▸ REQUEST
Below is a block of records; repeat all of them exactly.

# EXTRACTED INFORMATION start

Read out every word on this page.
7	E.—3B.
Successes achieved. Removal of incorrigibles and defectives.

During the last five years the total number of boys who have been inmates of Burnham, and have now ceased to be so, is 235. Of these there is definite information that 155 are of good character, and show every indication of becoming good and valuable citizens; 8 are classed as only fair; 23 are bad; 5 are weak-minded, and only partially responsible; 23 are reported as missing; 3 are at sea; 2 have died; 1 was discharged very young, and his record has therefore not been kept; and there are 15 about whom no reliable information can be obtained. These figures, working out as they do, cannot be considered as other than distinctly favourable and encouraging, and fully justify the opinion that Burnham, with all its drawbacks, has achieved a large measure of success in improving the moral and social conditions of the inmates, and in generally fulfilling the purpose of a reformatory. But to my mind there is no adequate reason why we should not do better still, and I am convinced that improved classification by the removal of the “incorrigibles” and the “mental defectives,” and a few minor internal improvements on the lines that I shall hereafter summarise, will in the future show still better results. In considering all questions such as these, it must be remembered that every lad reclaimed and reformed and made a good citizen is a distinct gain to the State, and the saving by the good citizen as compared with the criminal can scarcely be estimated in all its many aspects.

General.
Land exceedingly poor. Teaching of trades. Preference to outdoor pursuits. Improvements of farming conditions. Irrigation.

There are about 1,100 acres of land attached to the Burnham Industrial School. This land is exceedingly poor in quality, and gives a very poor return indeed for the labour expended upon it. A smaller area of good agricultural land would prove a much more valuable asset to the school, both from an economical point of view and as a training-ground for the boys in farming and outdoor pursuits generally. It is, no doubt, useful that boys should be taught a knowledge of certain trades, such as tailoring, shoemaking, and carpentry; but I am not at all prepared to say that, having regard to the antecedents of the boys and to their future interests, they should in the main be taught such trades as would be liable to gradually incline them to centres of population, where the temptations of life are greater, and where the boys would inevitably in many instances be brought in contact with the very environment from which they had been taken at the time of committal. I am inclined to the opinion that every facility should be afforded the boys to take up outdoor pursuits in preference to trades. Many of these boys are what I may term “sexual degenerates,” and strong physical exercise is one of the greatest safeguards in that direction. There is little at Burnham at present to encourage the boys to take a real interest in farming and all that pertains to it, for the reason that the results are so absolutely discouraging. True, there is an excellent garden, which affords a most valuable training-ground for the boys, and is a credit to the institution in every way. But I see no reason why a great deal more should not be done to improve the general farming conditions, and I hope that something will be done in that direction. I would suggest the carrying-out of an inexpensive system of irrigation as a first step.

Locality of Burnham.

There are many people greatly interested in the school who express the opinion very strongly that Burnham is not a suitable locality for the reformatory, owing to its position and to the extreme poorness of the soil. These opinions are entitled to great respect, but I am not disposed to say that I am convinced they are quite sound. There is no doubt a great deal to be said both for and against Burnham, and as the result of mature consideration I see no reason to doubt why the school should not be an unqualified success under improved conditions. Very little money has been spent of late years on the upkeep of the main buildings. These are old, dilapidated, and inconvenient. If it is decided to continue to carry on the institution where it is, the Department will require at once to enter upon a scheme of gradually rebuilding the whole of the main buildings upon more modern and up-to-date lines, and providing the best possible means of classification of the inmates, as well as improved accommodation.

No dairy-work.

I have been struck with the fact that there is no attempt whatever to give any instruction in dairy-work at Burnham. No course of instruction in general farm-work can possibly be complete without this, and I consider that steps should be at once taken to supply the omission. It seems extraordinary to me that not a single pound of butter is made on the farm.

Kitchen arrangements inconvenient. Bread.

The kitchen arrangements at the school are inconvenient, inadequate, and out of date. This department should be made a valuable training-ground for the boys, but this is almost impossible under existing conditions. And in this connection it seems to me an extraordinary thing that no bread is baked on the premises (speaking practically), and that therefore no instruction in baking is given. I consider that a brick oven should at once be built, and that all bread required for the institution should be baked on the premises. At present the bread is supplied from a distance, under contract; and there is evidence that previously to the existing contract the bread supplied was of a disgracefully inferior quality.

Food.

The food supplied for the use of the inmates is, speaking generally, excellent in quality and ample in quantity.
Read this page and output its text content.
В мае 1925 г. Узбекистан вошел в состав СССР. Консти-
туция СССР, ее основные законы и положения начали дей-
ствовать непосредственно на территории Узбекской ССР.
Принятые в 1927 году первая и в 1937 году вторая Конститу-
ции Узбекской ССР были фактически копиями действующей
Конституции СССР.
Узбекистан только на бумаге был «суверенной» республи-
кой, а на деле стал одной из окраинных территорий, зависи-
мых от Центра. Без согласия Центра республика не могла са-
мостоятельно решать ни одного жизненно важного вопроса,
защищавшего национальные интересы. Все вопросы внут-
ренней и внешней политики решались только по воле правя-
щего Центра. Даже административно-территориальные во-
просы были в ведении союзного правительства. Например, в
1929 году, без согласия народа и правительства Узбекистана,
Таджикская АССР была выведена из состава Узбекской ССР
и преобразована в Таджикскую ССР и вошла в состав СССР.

# EXTRACTED INFORMATION end

▸ ANSWER IN FULL
Read out every word on this page.
7	E.—3B.
Successes achieved. Removal of incorrigibles and defectives.

During the last five years the total number of boys who have been inmates of Burnham, and have now ceased to be so, is 235. Of these there is definite information that 155 are of good character, and show every indication of becoming good and valuable citizens; 8 are classed as only fair; 23 are bad; 5 are weak-minded, and only partially responsible; 23 are reported as missing; 3 are at sea; 2 have died; 1 was discharged very young, and his record has therefore not been kept; and there are 15 about whom no reliable information can be obtained. These figures, working out as they do, cannot be considered as other than distinctly favourable and encouraging, and fully justify the opinion that Burnham, with all its drawbacks, has achieved a large measure of success in improving the moral and social conditions of the inmates, and in generally fulfilling the purpose of a reformatory. But to my mind there is no adequate reason why we should not do better still, and I am convinced that improved classification by the removal of the “incorrigibles” and the “mental defectives,” and a few minor internal improvements on the lines that I shall hereafter summarise, will in the future show still better results. In considering all questions such as these, it must be remembered that every lad reclaimed and reformed and made a good citizen is a distinct gain to the State, and the saving by the good citizen as compared with the criminal can scarcely be estimated in all its many aspects.

General.
Land exceedingly poor. Teaching of trades. Preference to outdoor pursuits. Improvements of farming conditions. Irrigation.

There are about 1,100 acres of land attached to the Burnham Industrial School. This land is exceedingly poor in quality, and gives a very poor return indeed for the labour expended upon it. A smaller area of good agricultural land would prove a much more valuable asset to the school, both from an economical point of view and as a training-ground for the boys in farming and outdoor pursuits generally. It is, no doubt, useful that boys should be taught a knowledge of certain trades, such as tailoring, shoemaking, and carpentry; but I am not at all prepared to say that, having regard to the antecedents of the boys and to their future interests, they should in the main be taught such trades as would be liable to gradually incline them to centres of population, where the temptations of life are greater, and where the boys would inevitably in many instances be brought in contact with the very environment from which they had been taken at the time of committal. I am inclined to the opinion that every facility should be afforded the boys to take up outdoor pursuits in preference to trades. Many of these boys are what I may term “sexual degenerates,” and strong physical exercise is one of the greatest safeguards in that direction. There is little at Burnham at present to encourage the boys to take a real interest in farming and all that pertains to it, for the reason that the results are so absolutely discouraging. True, there is an excellent garden, which affords a most valuable training-ground for the boys, and is a credit to the institution in every way. But I see no reason why a great deal more should not be done to improve the general farming conditions, and I hope that something will be done in that direction. I would suggest the carrying-out of an inexpensive system of irrigation as a first step.

Locality of Burnham.

There are many people greatly interested in the school who express the opinion very strongly that Burnham is not a suitable locality for the reformatory, owing to its position and to the extreme poorness of the soil. These opinions are entitled to great respect, but I am not disposed to say that I am convinced they are quite sound. There is no doubt a great deal to be said both for and against Burnham, and as the result of mature consideration I see no reason to doubt why the school should not be an unqualified success under improved conditions. Very little money has been spent of late years on the upkeep of the main buildings. These are old, dilapidated, and inconvenient. If it is decided to continue to carry on the institution where it is, the Department will require at once to enter upon a scheme of gradually rebuilding the whole of the main buildings upon more modern and up-to-date lines, and providing the best possible means of classification of the inmates, as well as improved accommodation.

No dairy-work.

I have been struck with the fact that there is no attempt whatever to give any instruction in dairy-work at Burnham. No course of instruction in general farm-work can possibly be complete without this, and I consider that steps should be at once taken to supply the omission. It seems extraordinary to me that not a single pound of butter is made on the farm.

Kitchen arrangements inconvenient. Bread.

The kitchen arrangements at the school are inconvenient, inadequate, and out of date. This department should be made a valuable training-ground for the boys, but this is almost impossible under existing conditions. And in this connection it seems to me an extraordinary thing that no bread is baked on the premises (speaking practically), and that therefore no instruction in baking is given. I consider that a brick oven should at once be built, and that all bread required for the institution should be baked on the premises. At present the bread is supplied from a distance, under contract; and there is evidence that previously to the existing contract the bread supplied was of a disgracefully inferior quality.

Food.

The food supplied for the use of the inmates is, speaking generally, excellent in quality and ample in quantity.
Read this page and output its text content.
В мае 1925 г. Узбекистан вошел в состав СССР. Консти-
туция СССР, ее основные законы и положения начали дей-
ствовать непосредственно на территории Узбекской ССР.
Принятые в 1927 году первая и в 1937 году вторая Конститу-
ции Узбекской ССР были фактически копиями действующей
Конституции СССР.
Узбекистан только на бумаге был «суверенной» республи-
кой, а на деле стал одной из окраинных территорий, зависи-
мых от Центра. Без согласия Центра республика не могла са-
мостоятельно решать ни одного жизненно важного вопроса,
защищавшего национальные интересы. Все вопросы внут-
ренней и внешней политики решались только по воле правя-
щего Центра. Даже административно-территориальные во-
просы были в ведении союзного правительства. Например, в
1929 году, без согласия народа и правительства Узбекистана,
Таджикская АССР была выведена из состава Узбекской ССР
и преобразована в Таджикскую ССР и вошла в состав СССР.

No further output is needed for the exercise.